Given entries:
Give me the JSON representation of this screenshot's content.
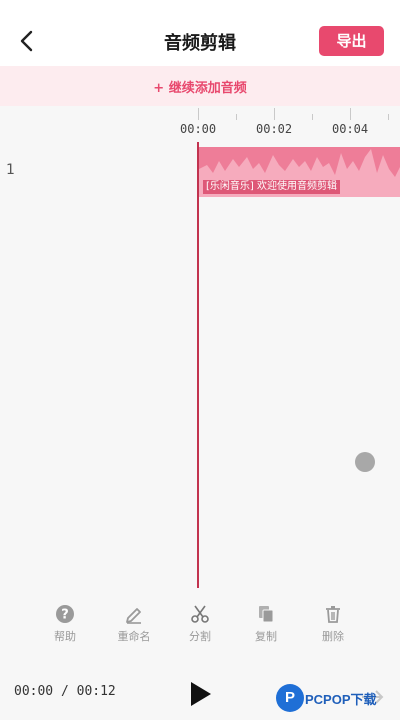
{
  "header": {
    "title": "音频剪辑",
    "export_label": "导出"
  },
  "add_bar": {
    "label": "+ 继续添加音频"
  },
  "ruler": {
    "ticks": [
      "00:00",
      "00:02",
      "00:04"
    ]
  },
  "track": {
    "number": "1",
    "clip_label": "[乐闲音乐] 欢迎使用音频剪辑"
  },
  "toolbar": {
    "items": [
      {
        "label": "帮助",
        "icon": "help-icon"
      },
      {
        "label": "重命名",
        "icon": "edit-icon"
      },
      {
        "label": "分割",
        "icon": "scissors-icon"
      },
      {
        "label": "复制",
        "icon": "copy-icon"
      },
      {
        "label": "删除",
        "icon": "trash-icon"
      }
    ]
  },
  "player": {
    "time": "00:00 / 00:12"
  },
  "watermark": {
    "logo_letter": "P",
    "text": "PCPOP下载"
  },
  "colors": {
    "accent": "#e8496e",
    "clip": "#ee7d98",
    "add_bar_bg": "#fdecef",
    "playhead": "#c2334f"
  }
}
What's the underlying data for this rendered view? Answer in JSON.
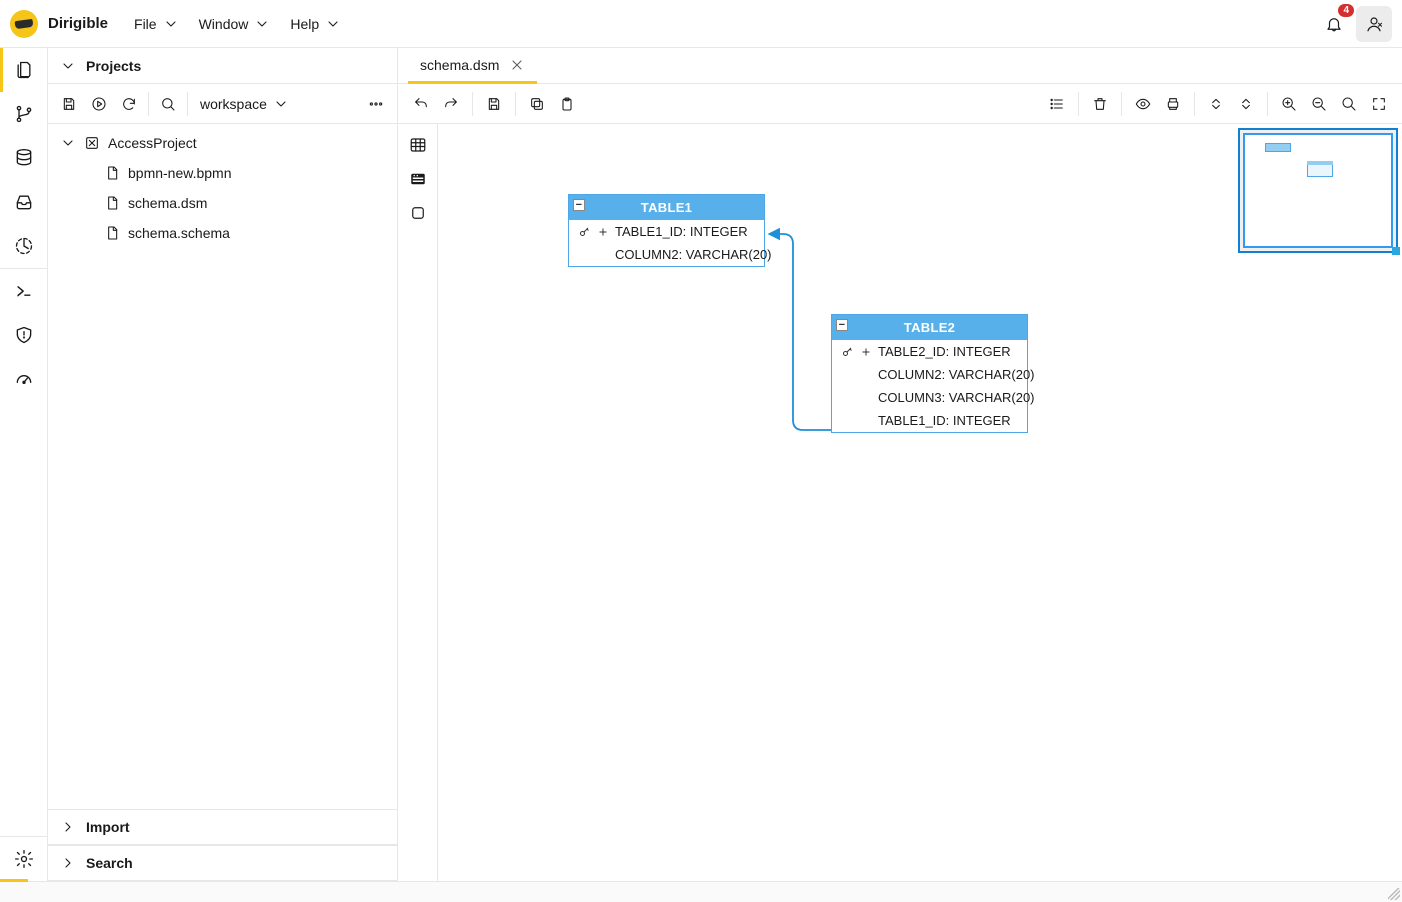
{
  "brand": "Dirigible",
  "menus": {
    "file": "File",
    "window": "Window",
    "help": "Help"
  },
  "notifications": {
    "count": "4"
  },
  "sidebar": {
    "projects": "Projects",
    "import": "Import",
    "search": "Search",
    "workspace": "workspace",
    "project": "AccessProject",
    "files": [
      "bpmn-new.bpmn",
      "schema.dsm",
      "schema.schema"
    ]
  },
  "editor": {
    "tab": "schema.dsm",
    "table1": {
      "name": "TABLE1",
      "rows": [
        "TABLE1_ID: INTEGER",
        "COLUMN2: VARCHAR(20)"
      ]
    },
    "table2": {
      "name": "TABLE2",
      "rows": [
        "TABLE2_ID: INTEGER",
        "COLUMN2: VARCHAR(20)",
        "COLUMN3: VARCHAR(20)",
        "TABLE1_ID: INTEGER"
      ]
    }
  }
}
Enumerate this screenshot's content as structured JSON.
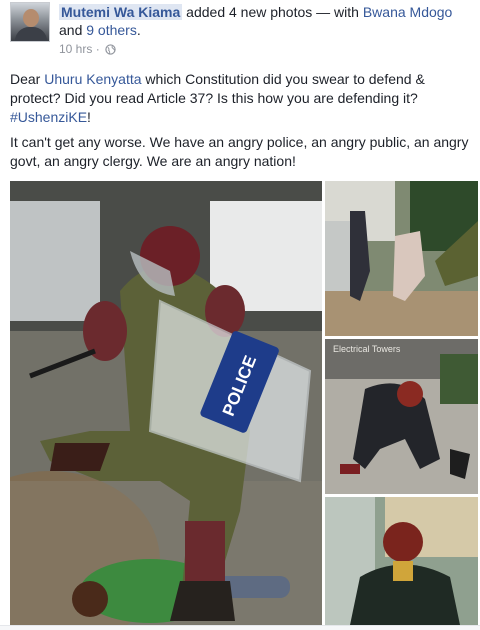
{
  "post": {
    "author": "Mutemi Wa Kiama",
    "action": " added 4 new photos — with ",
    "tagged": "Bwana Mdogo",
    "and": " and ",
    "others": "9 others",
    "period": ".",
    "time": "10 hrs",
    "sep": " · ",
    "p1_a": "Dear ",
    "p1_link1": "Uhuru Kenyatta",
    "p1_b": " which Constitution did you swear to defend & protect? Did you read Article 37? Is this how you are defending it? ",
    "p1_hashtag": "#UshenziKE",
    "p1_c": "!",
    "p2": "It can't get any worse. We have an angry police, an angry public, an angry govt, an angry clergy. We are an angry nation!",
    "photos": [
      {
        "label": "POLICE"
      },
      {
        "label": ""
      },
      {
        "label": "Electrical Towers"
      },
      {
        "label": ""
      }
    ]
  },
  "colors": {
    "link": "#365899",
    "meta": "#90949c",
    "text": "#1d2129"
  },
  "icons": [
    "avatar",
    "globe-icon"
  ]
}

Instructions for the task:
Copy the records above exactly. The pictures are not part of the copy.

Expected output:
Give me the JSON representation of this screenshot's content.
{
  "header": {
    "title": "音频剪辑",
    "export_label": "导出"
  },
  "add_bar": {
    "label": "+ 继续添加音频"
  },
  "ruler": {
    "ticks": [
      "00:00",
      "00:02",
      "00:04"
    ]
  },
  "track": {
    "number": "1",
    "clip_label": "[乐闲音乐] 欢迎使用音频剪辑"
  },
  "toolbar": {
    "items": [
      {
        "label": "帮助",
        "icon": "help-icon"
      },
      {
        "label": "重命名",
        "icon": "edit-icon"
      },
      {
        "label": "分割",
        "icon": "scissors-icon"
      },
      {
        "label": "复制",
        "icon": "copy-icon"
      },
      {
        "label": "删除",
        "icon": "trash-icon"
      }
    ]
  },
  "player": {
    "time": "00:00 / 00:12"
  },
  "watermark": {
    "logo_letter": "P",
    "text": "PCPOP下载"
  },
  "colors": {
    "accent": "#e8496e",
    "clip": "#ee7d98",
    "add_bar_bg": "#fdecef",
    "playhead": "#c2334f"
  }
}
What's the underlying data for this rendered view? Answer in JSON.
{
  "brand": "Dirigible",
  "menus": {
    "file": "File",
    "window": "Window",
    "help": "Help"
  },
  "notifications": {
    "count": "4"
  },
  "sidebar": {
    "projects": "Projects",
    "import": "Import",
    "search": "Search",
    "workspace": "workspace",
    "project": "AccessProject",
    "files": [
      "bpmn-new.bpmn",
      "schema.dsm",
      "schema.schema"
    ]
  },
  "editor": {
    "tab": "schema.dsm",
    "table1": {
      "name": "TABLE1",
      "rows": [
        "TABLE1_ID: INTEGER",
        "COLUMN2: VARCHAR(20)"
      ]
    },
    "table2": {
      "name": "TABLE2",
      "rows": [
        "TABLE2_ID: INTEGER",
        "COLUMN2: VARCHAR(20)",
        "COLUMN3: VARCHAR(20)",
        "TABLE1_ID: INTEGER"
      ]
    }
  }
}
Enumerate this screenshot's content as structured JSON.
{
  "post": {
    "author": "Mutemi Wa Kiama",
    "action": " added 4 new photos — with ",
    "tagged": "Bwana Mdogo",
    "and": " and ",
    "others": "9 others",
    "period": ".",
    "time": "10 hrs",
    "sep": " · ",
    "p1_a": "Dear ",
    "p1_link1": "Uhuru Kenyatta",
    "p1_b": " which Constitution did you swear to defend & protect? Did you read Article 37? Is this how you are defending it? ",
    "p1_hashtag": "#UshenziKE",
    "p1_c": "!",
    "p2": "It can't get any worse. We have an angry police, an angry public, an angry govt, an angry clergy. We are an angry nation!",
    "photos": [
      {
        "label": "POLICE"
      },
      {
        "label": ""
      },
      {
        "label": "Electrical Towers"
      },
      {
        "label": ""
      }
    ]
  },
  "colors": {
    "link": "#365899",
    "meta": "#90949c",
    "text": "#1d2129"
  },
  "icons": [
    "avatar",
    "globe-icon"
  ]
}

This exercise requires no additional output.